Data provided:

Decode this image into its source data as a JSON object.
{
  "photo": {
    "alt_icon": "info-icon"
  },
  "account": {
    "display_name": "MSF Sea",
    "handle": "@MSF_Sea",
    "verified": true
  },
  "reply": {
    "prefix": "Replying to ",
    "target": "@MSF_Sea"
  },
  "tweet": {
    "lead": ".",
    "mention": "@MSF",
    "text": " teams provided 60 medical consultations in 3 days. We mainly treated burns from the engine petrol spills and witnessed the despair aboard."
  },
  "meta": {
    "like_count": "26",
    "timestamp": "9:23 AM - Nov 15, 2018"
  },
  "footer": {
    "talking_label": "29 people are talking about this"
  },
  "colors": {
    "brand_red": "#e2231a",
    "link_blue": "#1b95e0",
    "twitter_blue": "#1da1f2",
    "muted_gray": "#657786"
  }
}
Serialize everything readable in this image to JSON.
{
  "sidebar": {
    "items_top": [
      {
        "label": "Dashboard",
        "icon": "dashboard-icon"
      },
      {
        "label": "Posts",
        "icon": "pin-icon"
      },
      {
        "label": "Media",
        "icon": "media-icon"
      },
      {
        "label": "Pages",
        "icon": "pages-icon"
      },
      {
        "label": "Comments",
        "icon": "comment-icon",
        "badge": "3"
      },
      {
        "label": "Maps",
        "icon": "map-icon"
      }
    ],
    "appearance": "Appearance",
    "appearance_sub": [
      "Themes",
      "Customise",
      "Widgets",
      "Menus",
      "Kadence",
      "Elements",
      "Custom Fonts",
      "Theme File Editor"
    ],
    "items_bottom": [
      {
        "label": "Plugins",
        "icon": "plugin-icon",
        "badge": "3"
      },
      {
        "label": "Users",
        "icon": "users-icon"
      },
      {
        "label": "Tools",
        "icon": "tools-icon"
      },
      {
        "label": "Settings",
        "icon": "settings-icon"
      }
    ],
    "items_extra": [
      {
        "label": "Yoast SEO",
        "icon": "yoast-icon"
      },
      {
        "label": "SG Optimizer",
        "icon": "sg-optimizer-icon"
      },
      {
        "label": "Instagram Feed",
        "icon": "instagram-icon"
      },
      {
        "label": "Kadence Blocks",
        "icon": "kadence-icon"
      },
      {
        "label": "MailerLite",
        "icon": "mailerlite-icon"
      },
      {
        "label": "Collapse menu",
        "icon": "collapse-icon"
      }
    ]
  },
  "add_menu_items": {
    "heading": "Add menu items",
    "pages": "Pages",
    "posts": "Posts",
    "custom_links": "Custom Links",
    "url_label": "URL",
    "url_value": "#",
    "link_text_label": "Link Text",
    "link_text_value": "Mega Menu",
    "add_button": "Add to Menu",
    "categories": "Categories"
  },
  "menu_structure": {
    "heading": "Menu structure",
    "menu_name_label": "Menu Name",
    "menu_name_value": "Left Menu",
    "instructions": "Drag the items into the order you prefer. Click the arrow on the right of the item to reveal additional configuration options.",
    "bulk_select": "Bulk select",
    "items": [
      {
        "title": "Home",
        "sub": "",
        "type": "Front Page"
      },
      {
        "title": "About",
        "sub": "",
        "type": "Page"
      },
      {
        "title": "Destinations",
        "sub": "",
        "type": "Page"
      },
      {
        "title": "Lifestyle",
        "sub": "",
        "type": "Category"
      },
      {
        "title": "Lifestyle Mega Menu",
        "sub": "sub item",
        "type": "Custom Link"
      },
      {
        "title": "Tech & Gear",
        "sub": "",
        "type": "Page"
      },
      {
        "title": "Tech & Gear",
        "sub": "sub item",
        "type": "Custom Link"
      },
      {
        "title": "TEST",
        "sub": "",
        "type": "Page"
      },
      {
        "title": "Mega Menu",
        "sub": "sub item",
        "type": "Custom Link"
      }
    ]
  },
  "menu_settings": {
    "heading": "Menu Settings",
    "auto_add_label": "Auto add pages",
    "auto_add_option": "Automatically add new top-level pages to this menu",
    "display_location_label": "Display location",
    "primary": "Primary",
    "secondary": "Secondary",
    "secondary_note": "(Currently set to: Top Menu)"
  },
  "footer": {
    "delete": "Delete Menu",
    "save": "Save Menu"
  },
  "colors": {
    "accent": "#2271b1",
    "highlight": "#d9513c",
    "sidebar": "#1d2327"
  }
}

Written task: Count each line where the string "Mega" occurs, and write only the number.

Solved problem: 3